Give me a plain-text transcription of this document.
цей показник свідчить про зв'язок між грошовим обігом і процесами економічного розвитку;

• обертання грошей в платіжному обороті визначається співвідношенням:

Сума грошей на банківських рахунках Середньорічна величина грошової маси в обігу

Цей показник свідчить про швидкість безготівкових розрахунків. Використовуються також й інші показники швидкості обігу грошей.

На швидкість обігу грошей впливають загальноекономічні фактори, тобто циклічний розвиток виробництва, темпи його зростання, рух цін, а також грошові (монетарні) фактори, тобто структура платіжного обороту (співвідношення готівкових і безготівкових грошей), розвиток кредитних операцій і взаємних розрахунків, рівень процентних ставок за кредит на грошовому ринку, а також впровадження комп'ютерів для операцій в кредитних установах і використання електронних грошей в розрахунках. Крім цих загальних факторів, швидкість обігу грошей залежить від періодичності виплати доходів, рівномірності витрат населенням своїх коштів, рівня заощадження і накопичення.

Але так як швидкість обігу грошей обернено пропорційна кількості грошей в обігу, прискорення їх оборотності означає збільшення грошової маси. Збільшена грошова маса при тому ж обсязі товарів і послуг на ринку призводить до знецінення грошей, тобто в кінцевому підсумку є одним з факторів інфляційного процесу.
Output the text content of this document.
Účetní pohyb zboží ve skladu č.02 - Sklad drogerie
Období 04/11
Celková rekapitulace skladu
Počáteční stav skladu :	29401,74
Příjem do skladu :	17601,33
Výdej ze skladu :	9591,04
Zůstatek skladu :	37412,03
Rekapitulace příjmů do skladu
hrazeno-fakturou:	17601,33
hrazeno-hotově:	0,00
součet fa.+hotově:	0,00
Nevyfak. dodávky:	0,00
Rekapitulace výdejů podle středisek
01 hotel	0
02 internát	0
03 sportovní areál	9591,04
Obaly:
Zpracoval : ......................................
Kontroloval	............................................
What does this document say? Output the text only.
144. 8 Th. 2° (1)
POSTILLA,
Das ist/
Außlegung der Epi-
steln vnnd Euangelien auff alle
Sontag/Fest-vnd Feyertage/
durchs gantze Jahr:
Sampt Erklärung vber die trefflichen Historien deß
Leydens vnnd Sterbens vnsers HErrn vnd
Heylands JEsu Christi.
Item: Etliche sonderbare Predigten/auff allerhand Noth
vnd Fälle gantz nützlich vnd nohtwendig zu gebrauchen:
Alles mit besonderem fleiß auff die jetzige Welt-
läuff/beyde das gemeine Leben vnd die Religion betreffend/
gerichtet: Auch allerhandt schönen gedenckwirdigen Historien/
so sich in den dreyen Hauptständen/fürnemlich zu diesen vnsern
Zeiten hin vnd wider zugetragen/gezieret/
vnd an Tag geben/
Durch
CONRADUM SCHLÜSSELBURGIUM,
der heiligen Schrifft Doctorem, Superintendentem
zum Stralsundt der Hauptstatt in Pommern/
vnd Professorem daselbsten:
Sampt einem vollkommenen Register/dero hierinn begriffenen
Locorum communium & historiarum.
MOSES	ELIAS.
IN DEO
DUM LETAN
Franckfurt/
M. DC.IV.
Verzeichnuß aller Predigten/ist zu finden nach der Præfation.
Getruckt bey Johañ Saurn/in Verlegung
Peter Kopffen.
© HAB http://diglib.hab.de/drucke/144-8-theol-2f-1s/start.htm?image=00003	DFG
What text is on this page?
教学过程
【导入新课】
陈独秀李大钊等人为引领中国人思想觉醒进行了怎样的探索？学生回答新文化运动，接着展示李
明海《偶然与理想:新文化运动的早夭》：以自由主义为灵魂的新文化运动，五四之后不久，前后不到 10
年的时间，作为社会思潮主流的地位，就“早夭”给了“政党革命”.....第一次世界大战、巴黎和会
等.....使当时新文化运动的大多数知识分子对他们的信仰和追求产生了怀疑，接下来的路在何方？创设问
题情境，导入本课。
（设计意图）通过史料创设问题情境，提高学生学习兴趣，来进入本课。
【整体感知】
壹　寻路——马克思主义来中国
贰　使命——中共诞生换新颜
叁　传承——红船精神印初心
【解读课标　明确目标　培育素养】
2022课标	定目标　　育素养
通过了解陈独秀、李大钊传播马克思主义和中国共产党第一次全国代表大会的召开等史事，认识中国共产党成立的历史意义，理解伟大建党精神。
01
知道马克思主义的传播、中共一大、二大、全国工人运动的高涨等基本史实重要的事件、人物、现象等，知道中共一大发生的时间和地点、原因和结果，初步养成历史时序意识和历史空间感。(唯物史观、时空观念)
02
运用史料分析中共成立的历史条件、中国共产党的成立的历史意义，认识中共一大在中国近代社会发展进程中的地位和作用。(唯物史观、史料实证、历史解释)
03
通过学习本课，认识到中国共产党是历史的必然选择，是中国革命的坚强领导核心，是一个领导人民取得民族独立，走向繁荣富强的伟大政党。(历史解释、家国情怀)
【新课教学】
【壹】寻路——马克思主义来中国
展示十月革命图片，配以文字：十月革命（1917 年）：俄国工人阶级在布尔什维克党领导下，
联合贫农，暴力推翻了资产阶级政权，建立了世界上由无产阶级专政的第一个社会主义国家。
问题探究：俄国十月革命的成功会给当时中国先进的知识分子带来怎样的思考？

▶ _To be done_
Retype the entries one by one, exactly.

▶ _Exercise result_
Give me a plain-text transcription of this document.
цей показник свідчить про зв'язок між грошовим обігом і процесами економічного розвитку;

• обертання грошей в платіжному обороті визначається співвідношенням:

Сума грошей на банківських рахунках Середньорічна величина грошової маси в обігу

Цей показник свідчить про швидкість безготівкових розрахунків. Використовуються також й інші показники швидкості обігу грошей.

На швидкість обігу грошей впливають загальноекономічні фактори, тобто циклічний розвиток виробництва, темпи його зростання, рух цін, а також грошові (монетарні) фактори, тобто структура платіжного обороту (співвідношення готівкових і безготівкових грошей), розвиток кредитних операцій і взаємних розрахунків, рівень процентних ставок за кредит на грошовому ринку, а також впровадження комп'ютерів для операцій в кредитних установах і використання електронних грошей в розрахунках. Крім цих загальних факторів, швидкість обігу грошей залежить від періодичності виплати доходів, рівномірності витрат населенням своїх коштів, рівня заощадження і накопичення.

Але так як швидкість обігу грошей обернено пропорційна кількості грошей в обігу, прискорення їх оборотності означає збільшення грошової маси. Збільшена грошова маса при тому ж обсязі товарів і послуг на ринку призводить до знецінення грошей, тобто в кінцевому підсумку є одним з факторів інфляційного процесу.
Output the text content of this document.
Účetní pohyb zboží ve skladu č.02 - Sklad drogerie
Období 04/11
Celková rekapitulace skladu
Počáteční stav skladu :	29401,74
Příjem do skladu :	17601,33
Výdej ze skladu :	9591,04
Zůstatek skladu :	37412,03
Rekapitulace příjmů do skladu
hrazeno-fakturou:	17601,33
hrazeno-hotově:	0,00
součet fa.+hotově:	0,00
Nevyfak. dodávky:	0,00
Rekapitulace výdejů podle středisek
01 hotel	0
02 internát	0
03 sportovní areál	9591,04
Obaly:
Zpracoval : ......................................
Kontroloval	............................................
What does this document say? Output the text only.
144. 8 Th. 2° (1)
POSTILLA,
Das ist/
Außlegung der Epi-
steln vnnd Euangelien auff alle
Sontag/Fest-vnd Feyertage/
durchs gantze Jahr:
Sampt Erklärung vber die trefflichen Historien deß
Leydens vnnd Sterbens vnsers HErrn vnd
Heylands JEsu Christi.
Item: Etliche sonderbare Predigten/auff allerhand Noth
vnd Fälle gantz nützlich vnd nohtwendig zu gebrauchen:
Alles mit besonderem fleiß auff die jetzige Welt-
läuff/beyde das gemeine Leben vnd die Religion betreffend/
gerichtet: Auch allerhandt schönen gedenckwirdigen Historien/
so sich in den dreyen Hauptständen/fürnemlich zu diesen vnsern
Zeiten hin vnd wider zugetragen/gezieret/
vnd an Tag geben/
Durch
CONRADUM SCHLÜSSELBURGIUM,
der heiligen Schrifft Doctorem, Superintendentem
zum Stralsundt der Hauptstatt in Pommern/
vnd Professorem daselbsten:
Sampt einem vollkommenen Register/dero hierinn begriffenen
Locorum communium & historiarum.
MOSES	ELIAS.
IN DEO
DUM LETAN
Franckfurt/
M. DC.IV.
Verzeichnuß aller Predigten/ist zu finden nach der Præfation.
Getruckt bey Johañ Saurn/in Verlegung
Peter Kopffen.
© HAB http://diglib.hab.de/drucke/144-8-theol-2f-1s/start.htm?image=00003	DFG
What text is on this page?
教学过程
【导入新课】
陈独秀李大钊等人为引领中国人思想觉醒进行了怎样的探索？学生回答新文化运动，接着展示李
明海《偶然与理想:新文化运动的早夭》：以自由主义为灵魂的新文化运动，五四之后不久，前后不到 10
年的时间，作为社会思潮主流的地位，就“早夭”给了“政党革命”.....第一次世界大战、巴黎和会
等.....使当时新文化运动的大多数知识分子对他们的信仰和追求产生了怀疑，接下来的路在何方？创设问
题情境，导入本课。
（设计意图）通过史料创设问题情境，提高学生学习兴趣，来进入本课。
【整体感知】
壹　寻路——马克思主义来中国
贰　使命——中共诞生换新颜
叁　传承——红船精神印初心
【解读课标　明确目标　培育素养】
2022课标	定目标　　育素养
通过了解陈独秀、李大钊传播马克思主义和中国共产党第一次全国代表大会的召开等史事，认识中国共产党成立的历史意义，理解伟大建党精神。
01
知道马克思主义的传播、中共一大、二大、全国工人运动的高涨等基本史实重要的事件、人物、现象等，知道中共一大发生的时间和地点、原因和结果，初步养成历史时序意识和历史空间感。(唯物史观、时空观念)
02
运用史料分析中共成立的历史条件、中国共产党的成立的历史意义，认识中共一大在中国近代社会发展进程中的地位和作用。(唯物史观、史料实证、历史解释)
03
通过学习本课，认识到中国共产党是历史的必然选择，是中国革命的坚强领导核心，是一个领导人民取得民族独立，走向繁荣富强的伟大政党。(历史解释、家国情怀)
【新课教学】
【壹】寻路——马克思主义来中国
展示十月革命图片，配以文字：十月革命（1917 年）：俄国工人阶级在布尔什维克党领导下，
联合贫农，暴力推翻了资产阶级政权，建立了世界上由无产阶级专政的第一个社会主义国家。
问题探究：俄国十月革命的成功会给当时中国先进的知识分子带来怎样的思考？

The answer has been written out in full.